*** Exercise materials ***

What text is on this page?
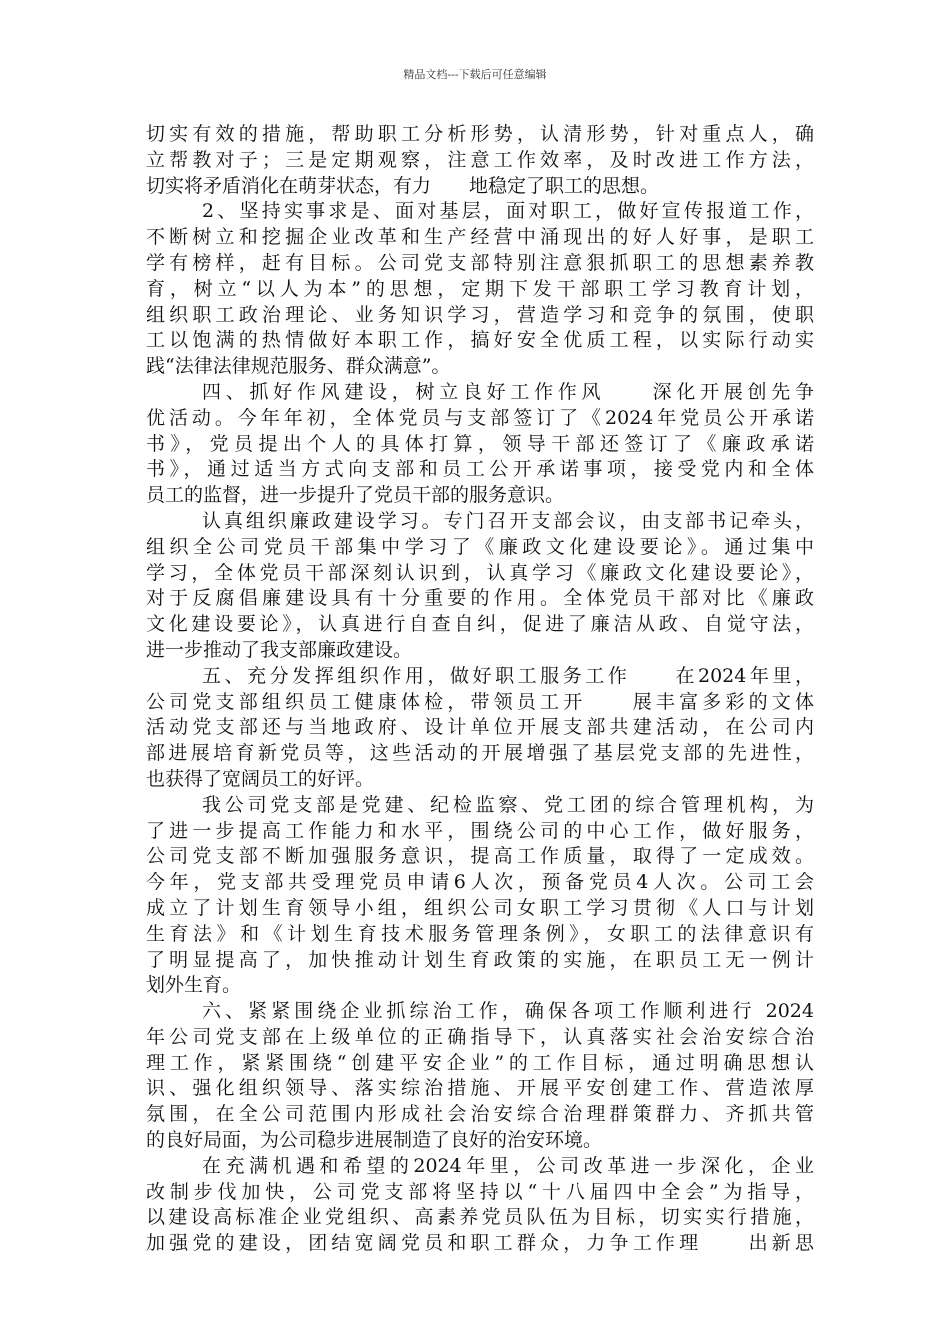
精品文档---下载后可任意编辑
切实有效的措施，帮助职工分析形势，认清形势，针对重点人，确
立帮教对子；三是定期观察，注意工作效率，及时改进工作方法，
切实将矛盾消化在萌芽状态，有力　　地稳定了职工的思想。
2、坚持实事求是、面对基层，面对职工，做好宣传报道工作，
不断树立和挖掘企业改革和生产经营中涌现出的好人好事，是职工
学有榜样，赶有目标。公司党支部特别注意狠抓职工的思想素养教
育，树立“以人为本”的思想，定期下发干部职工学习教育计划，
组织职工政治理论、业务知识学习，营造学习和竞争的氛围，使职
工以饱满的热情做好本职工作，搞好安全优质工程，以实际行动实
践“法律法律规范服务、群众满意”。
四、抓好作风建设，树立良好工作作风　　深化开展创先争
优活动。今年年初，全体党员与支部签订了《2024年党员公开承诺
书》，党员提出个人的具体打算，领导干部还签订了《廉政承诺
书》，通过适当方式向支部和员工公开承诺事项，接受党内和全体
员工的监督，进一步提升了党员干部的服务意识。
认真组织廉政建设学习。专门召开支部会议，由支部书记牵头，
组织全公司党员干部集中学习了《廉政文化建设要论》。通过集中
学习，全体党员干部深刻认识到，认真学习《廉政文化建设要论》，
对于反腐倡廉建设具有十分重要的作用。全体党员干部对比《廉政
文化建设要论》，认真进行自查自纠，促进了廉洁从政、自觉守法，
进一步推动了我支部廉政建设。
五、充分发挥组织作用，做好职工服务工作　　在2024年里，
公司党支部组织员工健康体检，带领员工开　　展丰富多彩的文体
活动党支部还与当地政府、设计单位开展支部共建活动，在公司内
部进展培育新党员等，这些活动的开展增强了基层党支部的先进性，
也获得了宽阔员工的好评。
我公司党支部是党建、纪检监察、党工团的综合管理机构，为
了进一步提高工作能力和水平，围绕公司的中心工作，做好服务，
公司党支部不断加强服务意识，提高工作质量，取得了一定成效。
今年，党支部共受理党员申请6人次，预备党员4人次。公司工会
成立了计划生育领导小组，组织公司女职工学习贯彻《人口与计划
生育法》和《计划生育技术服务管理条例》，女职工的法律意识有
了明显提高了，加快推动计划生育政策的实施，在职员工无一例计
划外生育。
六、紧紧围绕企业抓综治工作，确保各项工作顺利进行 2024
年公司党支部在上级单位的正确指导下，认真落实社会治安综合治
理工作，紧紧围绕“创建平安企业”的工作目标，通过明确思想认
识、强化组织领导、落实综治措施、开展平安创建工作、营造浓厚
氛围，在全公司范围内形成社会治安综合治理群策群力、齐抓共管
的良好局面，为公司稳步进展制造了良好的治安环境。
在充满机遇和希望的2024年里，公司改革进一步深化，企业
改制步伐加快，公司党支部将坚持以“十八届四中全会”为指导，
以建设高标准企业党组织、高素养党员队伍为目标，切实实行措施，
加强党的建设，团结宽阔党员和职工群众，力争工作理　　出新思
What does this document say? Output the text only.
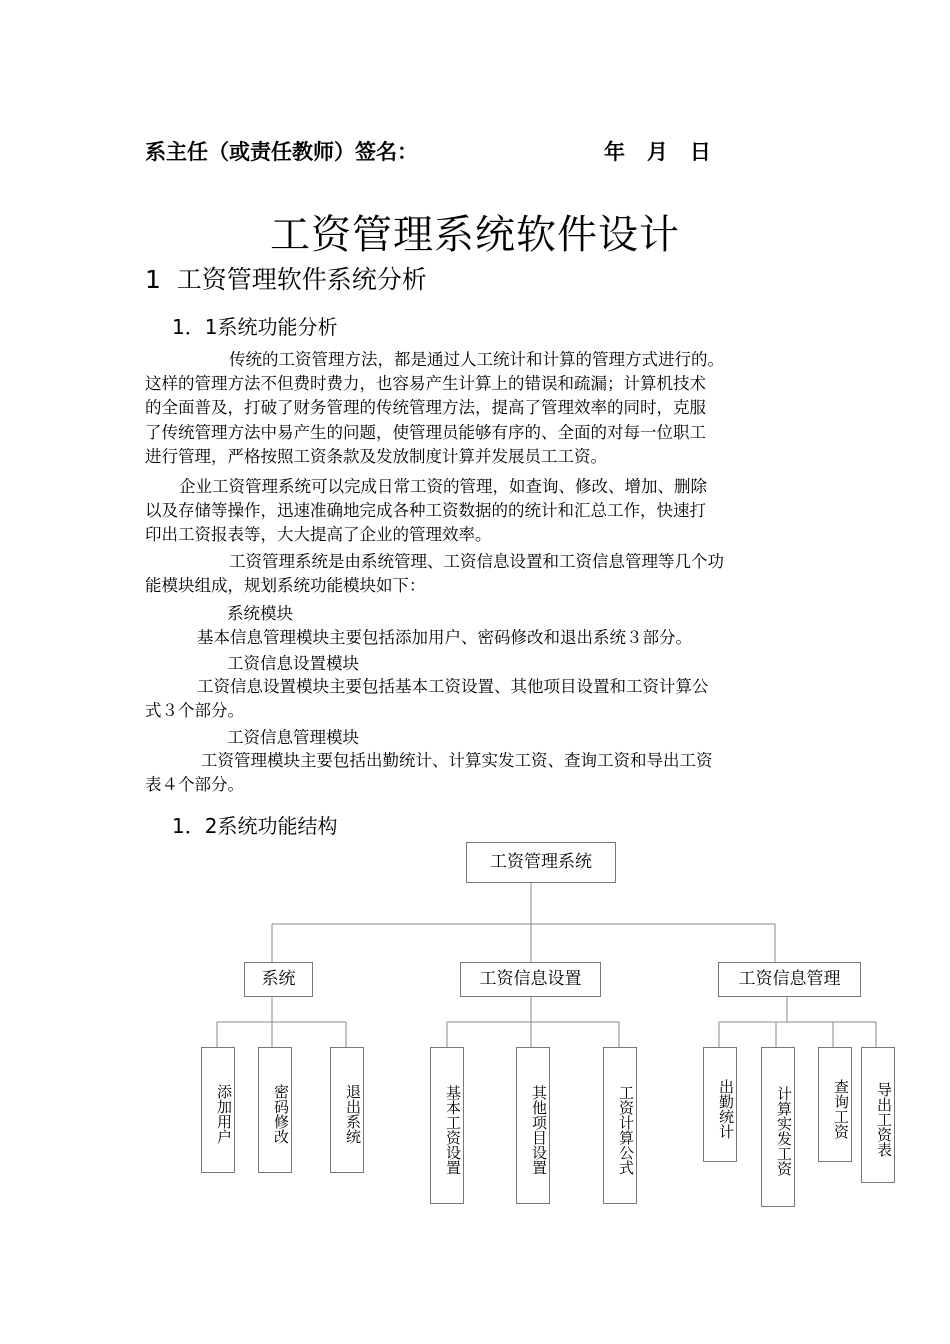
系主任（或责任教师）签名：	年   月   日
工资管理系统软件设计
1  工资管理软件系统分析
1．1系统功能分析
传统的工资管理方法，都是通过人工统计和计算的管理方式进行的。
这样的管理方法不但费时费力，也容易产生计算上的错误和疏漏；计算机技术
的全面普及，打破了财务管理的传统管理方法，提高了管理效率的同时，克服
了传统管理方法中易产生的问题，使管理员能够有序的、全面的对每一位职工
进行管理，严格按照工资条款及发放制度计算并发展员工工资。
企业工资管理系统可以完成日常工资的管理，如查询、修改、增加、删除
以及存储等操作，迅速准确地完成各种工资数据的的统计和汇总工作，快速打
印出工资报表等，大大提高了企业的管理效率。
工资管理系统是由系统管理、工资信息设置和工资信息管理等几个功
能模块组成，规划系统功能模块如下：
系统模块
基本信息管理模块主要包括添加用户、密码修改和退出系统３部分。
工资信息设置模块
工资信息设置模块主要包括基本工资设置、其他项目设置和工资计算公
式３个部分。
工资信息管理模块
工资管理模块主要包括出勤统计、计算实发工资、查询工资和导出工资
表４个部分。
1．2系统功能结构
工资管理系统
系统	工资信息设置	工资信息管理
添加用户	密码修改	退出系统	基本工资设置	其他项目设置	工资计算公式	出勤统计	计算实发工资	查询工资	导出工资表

***

* _Set exercise_
In the records above, how many lines include "计算实发工资"? Give that number and nothing more.

* _Solution_
2